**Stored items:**
————
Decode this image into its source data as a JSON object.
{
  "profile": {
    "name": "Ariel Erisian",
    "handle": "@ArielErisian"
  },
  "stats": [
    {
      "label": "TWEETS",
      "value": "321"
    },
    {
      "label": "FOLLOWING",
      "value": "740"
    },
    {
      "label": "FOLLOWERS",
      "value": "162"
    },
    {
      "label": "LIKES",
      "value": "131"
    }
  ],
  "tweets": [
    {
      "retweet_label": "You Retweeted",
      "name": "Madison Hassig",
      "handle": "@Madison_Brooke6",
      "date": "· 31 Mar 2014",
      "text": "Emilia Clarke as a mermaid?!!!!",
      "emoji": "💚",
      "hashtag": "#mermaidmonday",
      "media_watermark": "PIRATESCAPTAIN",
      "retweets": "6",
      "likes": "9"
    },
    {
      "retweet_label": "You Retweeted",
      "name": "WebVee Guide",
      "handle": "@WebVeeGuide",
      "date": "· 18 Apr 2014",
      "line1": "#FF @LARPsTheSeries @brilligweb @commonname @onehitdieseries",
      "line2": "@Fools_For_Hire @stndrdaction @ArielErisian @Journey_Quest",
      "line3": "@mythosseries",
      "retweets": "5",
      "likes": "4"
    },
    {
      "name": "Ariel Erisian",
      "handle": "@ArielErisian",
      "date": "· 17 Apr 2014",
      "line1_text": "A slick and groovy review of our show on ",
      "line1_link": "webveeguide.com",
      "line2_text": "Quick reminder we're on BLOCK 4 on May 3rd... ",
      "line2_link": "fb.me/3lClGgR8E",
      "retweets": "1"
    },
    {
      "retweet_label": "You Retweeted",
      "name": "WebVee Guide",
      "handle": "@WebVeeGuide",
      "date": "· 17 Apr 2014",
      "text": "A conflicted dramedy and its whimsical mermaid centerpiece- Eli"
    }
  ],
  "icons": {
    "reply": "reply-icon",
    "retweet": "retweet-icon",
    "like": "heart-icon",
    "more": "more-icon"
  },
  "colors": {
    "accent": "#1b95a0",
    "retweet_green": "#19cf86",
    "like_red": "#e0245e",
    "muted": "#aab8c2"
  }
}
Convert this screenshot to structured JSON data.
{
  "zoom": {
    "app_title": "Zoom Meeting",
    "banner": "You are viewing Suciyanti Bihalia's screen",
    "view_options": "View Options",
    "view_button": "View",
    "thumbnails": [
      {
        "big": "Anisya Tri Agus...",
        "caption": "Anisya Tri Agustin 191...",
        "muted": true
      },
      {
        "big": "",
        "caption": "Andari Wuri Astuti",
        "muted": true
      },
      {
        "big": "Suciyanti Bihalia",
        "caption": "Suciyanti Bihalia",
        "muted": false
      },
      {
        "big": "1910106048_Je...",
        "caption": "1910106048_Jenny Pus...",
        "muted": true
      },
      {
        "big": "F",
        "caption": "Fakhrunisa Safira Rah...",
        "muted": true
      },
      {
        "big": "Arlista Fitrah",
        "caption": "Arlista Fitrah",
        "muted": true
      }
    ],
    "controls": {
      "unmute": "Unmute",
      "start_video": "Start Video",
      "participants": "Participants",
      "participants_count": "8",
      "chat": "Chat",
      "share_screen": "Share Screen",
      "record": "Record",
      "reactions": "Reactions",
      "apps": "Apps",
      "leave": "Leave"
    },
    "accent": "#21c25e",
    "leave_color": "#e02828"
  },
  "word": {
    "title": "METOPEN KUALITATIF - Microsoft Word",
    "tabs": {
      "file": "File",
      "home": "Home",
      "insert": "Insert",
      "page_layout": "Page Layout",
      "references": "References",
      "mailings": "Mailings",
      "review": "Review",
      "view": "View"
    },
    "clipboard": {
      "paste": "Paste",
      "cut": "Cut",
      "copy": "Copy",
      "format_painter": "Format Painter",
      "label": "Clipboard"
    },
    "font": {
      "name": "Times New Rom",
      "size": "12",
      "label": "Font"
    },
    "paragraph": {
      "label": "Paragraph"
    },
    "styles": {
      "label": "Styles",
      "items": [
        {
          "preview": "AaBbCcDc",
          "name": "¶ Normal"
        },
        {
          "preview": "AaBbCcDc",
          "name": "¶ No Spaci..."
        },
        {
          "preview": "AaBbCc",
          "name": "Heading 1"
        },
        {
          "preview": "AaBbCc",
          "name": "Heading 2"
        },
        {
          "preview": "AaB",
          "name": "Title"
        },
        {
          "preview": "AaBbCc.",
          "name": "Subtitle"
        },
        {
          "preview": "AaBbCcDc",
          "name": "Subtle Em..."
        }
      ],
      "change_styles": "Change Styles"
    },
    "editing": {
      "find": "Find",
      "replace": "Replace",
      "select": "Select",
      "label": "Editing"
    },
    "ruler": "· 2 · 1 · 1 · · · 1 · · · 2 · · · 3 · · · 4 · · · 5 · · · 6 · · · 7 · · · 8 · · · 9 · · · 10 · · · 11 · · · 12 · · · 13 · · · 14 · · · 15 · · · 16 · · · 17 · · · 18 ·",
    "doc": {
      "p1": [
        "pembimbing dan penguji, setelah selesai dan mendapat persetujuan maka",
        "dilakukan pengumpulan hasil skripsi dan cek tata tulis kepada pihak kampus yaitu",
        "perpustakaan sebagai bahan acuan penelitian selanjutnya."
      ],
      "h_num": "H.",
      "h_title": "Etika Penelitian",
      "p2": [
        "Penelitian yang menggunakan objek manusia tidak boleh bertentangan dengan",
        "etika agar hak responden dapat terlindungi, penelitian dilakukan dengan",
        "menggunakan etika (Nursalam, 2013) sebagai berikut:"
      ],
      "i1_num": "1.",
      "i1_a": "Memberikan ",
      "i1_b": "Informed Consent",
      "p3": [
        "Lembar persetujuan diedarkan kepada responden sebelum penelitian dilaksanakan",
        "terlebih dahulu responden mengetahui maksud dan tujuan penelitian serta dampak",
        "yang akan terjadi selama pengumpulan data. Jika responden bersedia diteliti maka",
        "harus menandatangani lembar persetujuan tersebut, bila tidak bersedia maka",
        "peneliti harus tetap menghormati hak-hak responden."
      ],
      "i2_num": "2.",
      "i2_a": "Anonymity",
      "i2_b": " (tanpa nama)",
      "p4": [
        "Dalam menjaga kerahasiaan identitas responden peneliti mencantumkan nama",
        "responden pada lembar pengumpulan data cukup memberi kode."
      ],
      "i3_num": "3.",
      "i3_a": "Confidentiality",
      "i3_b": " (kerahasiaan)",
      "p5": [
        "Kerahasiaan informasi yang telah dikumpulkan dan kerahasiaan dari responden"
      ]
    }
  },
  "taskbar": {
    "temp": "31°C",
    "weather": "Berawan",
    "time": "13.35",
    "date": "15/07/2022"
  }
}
————
**Written instruction:**
Above are the records; retype every one exactly.

**The response:**
Decode this image into its source data as a JSON object.
{
  "profile": {
    "name": "Ariel Erisian",
    "handle": "@ArielErisian"
  },
  "stats": [
    {
      "label": "TWEETS",
      "value": "321"
    },
    {
      "label": "FOLLOWING",
      "value": "740"
    },
    {
      "label": "FOLLOWERS",
      "value": "162"
    },
    {
      "label": "LIKES",
      "value": "131"
    }
  ],
  "tweets": [
    {
      "retweet_label": "You Retweeted",
      "name": "Madison Hassig",
      "handle": "@Madison_Brooke6",
      "date": "· 31 Mar 2014",
      "text": "Emilia Clarke as a mermaid?!!!!",
      "emoji": "💚",
      "hashtag": "#mermaidmonday",
      "media_watermark": "PIRATESCAPTAIN",
      "retweets": "6",
      "likes": "9"
    },
    {
      "retweet_label": "You Retweeted",
      "name": "WebVee Guide",
      "handle": "@WebVeeGuide",
      "date": "· 18 Apr 2014",
      "line1": "#FF @LARPsTheSeries @brilligweb @commonname @onehitdieseries",
      "line2": "@Fools_For_Hire @stndrdaction @ArielErisian @Journey_Quest",
      "line3": "@mythosseries",
      "retweets": "5",
      "likes": "4"
    },
    {
      "name": "Ariel Erisian",
      "handle": "@ArielErisian",
      "date": "· 17 Apr 2014",
      "line1_text": "A slick and groovy review of our show on ",
      "line1_link": "webveeguide.com",
      "line2_text": "Quick reminder we're on BLOCK 4 on May 3rd... ",
      "line2_link": "fb.me/3lClGgR8E",
      "retweets": "1"
    },
    {
      "retweet_label": "You Retweeted",
      "name": "WebVee Guide",
      "handle": "@WebVeeGuide",
      "date": "· 17 Apr 2014",
      "text": "A conflicted dramedy and its whimsical mermaid centerpiece- Eli"
    }
  ],
  "icons": {
    "reply": "reply-icon",
    "retweet": "retweet-icon",
    "like": "heart-icon",
    "more": "more-icon"
  },
  "colors": {
    "accent": "#1b95a0",
    "retweet_green": "#19cf86",
    "like_red": "#e0245e",
    "muted": "#aab8c2"
  }
}
Convert this screenshot to structured JSON data.
{
  "zoom": {
    "app_title": "Zoom Meeting",
    "banner": "You are viewing Suciyanti Bihalia's screen",
    "view_options": "View Options",
    "view_button": "View",
    "thumbnails": [
      {
        "big": "Anisya Tri Agus...",
        "caption": "Anisya Tri Agustin 191...",
        "muted": true
      },
      {
        "big": "",
        "caption": "Andari Wuri Astuti",
        "muted": true
      },
      {
        "big": "Suciyanti Bihalia",
        "caption": "Suciyanti Bihalia",
        "muted": false
      },
      {
        "big": "1910106048_Je...",
        "caption": "1910106048_Jenny Pus...",
        "muted": true
      },
      {
        "big": "F",
        "caption": "Fakhrunisa Safira Rah...",
        "muted": true
      },
      {
        "big": "Arlista Fitrah",
        "caption": "Arlista Fitrah",
        "muted": true
      }
    ],
    "controls": {
      "unmute": "Unmute",
      "start_video": "Start Video",
      "participants": "Participants",
      "participants_count": "8",
      "chat": "Chat",
      "share_screen": "Share Screen",
      "record": "Record",
      "reactions": "Reactions",
      "apps": "Apps",
      "leave": "Leave"
    },
    "accent": "#21c25e",
    "leave_color": "#e02828"
  },
  "word": {
    "title": "METOPEN KUALITATIF - Microsoft Word",
    "tabs": {
      "file": "File",
      "home": "Home",
      "insert": "Insert",
      "page_layout": "Page Layout",
      "references": "References",
      "mailings": "Mailings",
      "review": "Review",
      "view": "View"
    },
    "clipboard": {
      "paste": "Paste",
      "cut": "Cut",
      "copy": "Copy",
      "format_painter": "Format Painter",
      "label": "Clipboard"
    },
    "font": {
      "name": "Times New Rom",
      "size": "12",
      "label": "Font"
    },
    "paragraph": {
      "label": "Paragraph"
    },
    "styles": {
      "label": "Styles",
      "items": [
        {
          "preview": "AaBbCcDc",
          "name": "¶ Normal"
        },
        {
          "preview": "AaBbCcDc",
          "name": "¶ No Spaci..."
        },
        {
          "preview": "AaBbCc",
          "name": "Heading 1"
        },
        {
          "preview": "AaBbCc",
          "name": "Heading 2"
        },
        {
          "preview": "AaB",
          "name": "Title"
        },
        {
          "preview": "AaBbCc.",
          "name": "Subtitle"
        },
        {
          "preview": "AaBbCcDc",
          "name": "Subtle Em..."
        }
      ],
      "change_styles": "Change Styles"
    },
    "editing": {
      "find": "Find",
      "replace": "Replace",
      "select": "Select",
      "label": "Editing"
    },
    "ruler": "· 2 · 1 · 1 · · · 1 · · · 2 · · · 3 · · · 4 · · · 5 · · · 6 · · · 7 · · · 8 · · · 9 · · · 10 · · · 11 · · · 12 · · · 13 · · · 14 · · · 15 · · · 16 · · · 17 · · · 18 ·",
    "doc": {
      "p1": [
        "pembimbing dan penguji, setelah selesai dan mendapat persetujuan maka",
        "dilakukan pengumpulan hasil skripsi dan cek tata tulis kepada pihak kampus yaitu",
        "perpustakaan sebagai bahan acuan penelitian selanjutnya."
      ],
      "h_num": "H.",
      "h_title": "Etika Penelitian",
      "p2": [
        "Penelitian yang menggunakan objek manusia tidak boleh bertentangan dengan",
        "etika agar hak responden dapat terlindungi, penelitian dilakukan dengan",
        "menggunakan etika (Nursalam, 2013) sebagai berikut:"
      ],
      "i1_num": "1.",
      "i1_a": "Memberikan ",
      "i1_b": "Informed Consent",
      "p3": [
        "Lembar persetujuan diedarkan kepada responden sebelum penelitian dilaksanakan",
        "terlebih dahulu responden mengetahui maksud dan tujuan penelitian serta dampak",
        "yang akan terjadi selama pengumpulan data. Jika responden bersedia diteliti maka",
        "harus menandatangani lembar persetujuan tersebut, bila tidak bersedia maka",
        "peneliti harus tetap menghormati hak-hak responden."
      ],
      "i2_num": "2.",
      "i2_a": "Anonymity",
      "i2_b": " (tanpa nama)",
      "p4": [
        "Dalam menjaga kerahasiaan identitas responden peneliti mencantumkan nama",
        "responden pada lembar pengumpulan data cukup memberi kode."
      ],
      "i3_num": "3.",
      "i3_a": "Confidentiality",
      "i3_b": " (kerahasiaan)",
      "p5": [
        "Kerahasiaan informasi yang telah dikumpulkan dan kerahasiaan dari responden"
      ]
    }
  },
  "taskbar": {
    "temp": "31°C",
    "weather": "Berawan",
    "time": "13.35",
    "date": "15/07/2022"
  }
}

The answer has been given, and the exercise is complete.